**YOUR OBJECTIVE:** Find every line in the records below that contains the word "marker", and copy each such line.

(Entries from a dataset)
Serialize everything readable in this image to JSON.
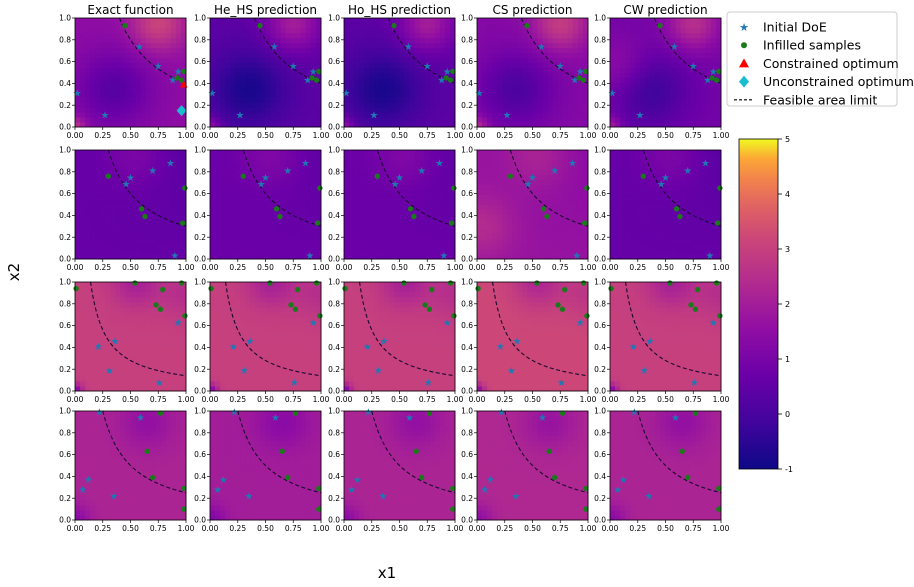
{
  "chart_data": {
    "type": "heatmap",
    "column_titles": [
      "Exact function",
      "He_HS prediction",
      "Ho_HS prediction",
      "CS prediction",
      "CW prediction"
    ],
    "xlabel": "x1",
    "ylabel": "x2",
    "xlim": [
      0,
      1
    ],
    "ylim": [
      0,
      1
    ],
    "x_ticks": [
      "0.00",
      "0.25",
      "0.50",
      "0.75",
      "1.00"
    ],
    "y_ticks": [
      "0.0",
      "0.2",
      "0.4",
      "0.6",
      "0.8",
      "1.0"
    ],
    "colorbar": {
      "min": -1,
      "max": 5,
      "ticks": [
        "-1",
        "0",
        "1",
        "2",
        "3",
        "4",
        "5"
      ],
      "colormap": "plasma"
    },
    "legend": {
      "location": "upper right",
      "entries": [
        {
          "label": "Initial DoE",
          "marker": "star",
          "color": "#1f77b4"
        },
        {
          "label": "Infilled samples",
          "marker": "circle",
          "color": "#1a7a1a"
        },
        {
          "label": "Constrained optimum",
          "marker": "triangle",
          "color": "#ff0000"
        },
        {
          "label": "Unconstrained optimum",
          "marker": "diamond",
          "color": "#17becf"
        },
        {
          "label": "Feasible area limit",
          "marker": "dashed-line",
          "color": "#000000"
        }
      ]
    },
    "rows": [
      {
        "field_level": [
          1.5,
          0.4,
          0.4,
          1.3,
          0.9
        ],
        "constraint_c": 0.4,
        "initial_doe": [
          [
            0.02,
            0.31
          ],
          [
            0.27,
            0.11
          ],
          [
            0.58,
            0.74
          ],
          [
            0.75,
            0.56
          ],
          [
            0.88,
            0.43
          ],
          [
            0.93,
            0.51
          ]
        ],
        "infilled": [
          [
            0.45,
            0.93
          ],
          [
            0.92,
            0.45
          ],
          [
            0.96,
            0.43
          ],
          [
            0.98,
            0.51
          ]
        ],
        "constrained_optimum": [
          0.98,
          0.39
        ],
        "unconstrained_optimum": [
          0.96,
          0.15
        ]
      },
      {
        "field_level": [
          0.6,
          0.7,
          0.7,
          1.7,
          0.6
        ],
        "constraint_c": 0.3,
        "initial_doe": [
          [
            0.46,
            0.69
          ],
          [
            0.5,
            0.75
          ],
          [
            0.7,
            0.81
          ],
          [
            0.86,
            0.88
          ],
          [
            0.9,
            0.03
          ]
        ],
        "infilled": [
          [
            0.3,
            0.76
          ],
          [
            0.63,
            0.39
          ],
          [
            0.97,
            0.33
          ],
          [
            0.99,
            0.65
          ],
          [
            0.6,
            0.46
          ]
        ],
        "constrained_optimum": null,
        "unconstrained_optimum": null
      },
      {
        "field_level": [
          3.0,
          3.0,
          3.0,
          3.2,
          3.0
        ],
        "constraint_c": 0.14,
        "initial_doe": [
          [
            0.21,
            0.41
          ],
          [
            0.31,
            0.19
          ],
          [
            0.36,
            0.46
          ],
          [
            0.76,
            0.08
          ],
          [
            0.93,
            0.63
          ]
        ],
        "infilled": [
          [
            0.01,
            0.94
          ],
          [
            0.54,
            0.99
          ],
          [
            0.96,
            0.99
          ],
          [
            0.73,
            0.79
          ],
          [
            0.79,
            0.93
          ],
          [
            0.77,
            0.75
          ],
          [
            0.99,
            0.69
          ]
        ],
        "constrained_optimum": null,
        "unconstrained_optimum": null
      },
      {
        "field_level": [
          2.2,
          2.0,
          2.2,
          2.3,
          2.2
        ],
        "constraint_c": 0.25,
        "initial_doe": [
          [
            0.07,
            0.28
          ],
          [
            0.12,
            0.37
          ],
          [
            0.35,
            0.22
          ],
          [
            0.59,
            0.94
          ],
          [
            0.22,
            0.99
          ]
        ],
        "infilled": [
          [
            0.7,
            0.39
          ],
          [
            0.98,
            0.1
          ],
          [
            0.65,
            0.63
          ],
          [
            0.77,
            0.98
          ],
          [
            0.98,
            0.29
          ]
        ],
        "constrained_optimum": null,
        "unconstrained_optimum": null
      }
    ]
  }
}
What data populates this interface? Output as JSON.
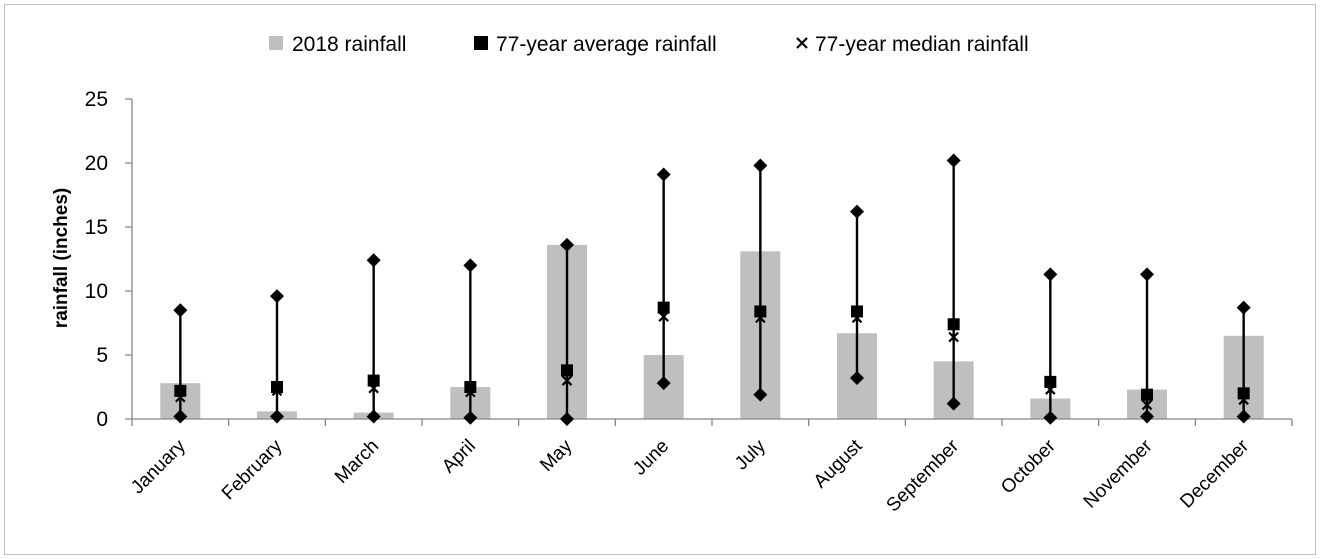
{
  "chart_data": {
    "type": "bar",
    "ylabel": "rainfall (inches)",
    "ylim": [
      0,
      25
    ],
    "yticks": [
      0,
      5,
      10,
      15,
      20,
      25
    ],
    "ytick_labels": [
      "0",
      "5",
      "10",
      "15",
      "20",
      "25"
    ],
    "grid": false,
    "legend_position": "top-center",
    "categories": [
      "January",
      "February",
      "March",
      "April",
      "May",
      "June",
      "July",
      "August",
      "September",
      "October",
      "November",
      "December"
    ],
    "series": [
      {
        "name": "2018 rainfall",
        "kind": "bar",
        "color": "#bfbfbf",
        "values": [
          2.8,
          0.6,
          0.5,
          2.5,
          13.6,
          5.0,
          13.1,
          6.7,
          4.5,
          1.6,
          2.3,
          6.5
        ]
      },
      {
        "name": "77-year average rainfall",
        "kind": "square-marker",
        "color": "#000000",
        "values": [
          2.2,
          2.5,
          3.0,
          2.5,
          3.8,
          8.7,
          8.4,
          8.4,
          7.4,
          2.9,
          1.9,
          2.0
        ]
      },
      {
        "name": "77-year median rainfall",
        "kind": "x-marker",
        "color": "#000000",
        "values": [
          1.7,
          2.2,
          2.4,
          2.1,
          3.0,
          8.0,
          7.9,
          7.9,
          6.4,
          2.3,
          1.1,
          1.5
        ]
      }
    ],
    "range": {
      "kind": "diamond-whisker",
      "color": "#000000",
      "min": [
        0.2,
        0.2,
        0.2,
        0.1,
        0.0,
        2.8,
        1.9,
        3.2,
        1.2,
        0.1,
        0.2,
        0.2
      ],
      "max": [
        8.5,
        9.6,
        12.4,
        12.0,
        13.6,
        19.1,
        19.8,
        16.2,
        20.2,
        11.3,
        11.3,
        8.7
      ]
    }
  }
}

--

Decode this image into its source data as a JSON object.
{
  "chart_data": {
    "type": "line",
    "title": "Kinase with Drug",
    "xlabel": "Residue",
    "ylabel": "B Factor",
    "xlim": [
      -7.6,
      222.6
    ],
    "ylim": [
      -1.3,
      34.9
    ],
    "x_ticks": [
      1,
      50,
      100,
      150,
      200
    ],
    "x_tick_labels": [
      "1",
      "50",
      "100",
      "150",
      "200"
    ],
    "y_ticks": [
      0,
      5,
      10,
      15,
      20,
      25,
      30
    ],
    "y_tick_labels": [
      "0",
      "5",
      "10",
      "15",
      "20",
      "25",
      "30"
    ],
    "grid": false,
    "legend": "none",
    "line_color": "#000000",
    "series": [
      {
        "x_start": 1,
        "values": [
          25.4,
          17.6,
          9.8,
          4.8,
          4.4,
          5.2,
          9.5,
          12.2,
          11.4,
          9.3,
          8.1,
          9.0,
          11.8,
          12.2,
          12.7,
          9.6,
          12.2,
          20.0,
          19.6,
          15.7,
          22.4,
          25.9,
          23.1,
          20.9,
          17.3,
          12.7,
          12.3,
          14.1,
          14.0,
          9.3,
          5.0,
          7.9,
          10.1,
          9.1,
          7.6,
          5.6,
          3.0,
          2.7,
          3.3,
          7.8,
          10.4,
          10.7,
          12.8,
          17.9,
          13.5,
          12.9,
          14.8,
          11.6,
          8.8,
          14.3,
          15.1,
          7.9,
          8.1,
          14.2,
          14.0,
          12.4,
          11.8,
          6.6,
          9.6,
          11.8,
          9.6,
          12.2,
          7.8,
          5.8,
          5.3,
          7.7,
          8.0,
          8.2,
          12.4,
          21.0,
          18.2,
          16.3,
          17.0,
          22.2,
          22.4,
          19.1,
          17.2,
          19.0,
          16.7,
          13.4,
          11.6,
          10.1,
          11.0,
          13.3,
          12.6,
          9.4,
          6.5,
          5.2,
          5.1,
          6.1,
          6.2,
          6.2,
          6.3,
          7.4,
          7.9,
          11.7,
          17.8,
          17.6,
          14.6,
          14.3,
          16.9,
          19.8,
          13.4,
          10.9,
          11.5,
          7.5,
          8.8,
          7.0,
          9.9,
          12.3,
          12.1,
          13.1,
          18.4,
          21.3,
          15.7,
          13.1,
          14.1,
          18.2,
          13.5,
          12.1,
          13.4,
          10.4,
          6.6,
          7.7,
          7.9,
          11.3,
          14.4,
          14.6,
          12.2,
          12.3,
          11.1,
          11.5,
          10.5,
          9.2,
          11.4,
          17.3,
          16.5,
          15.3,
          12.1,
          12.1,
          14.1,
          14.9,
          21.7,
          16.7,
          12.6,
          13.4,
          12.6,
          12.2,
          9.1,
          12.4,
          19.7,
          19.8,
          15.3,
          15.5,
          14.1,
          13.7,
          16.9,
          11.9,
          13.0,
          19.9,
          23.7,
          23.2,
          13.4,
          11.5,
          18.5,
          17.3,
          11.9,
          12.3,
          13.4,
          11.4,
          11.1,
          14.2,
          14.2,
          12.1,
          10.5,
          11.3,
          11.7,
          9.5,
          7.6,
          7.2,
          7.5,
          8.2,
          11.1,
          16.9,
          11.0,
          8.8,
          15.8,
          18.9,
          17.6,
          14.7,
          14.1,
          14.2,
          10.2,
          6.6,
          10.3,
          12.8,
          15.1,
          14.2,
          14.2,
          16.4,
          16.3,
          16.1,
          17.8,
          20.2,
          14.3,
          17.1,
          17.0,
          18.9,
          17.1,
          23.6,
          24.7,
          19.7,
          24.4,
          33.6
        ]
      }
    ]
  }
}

**TASK RESULT:**
          "marker": "star",
          "marker": "circle",
          "marker": "triangle",
          "marker": "diamond",
          "marker": "dashed-line",
        "kind": "square-marker",
        "kind": "x-marker",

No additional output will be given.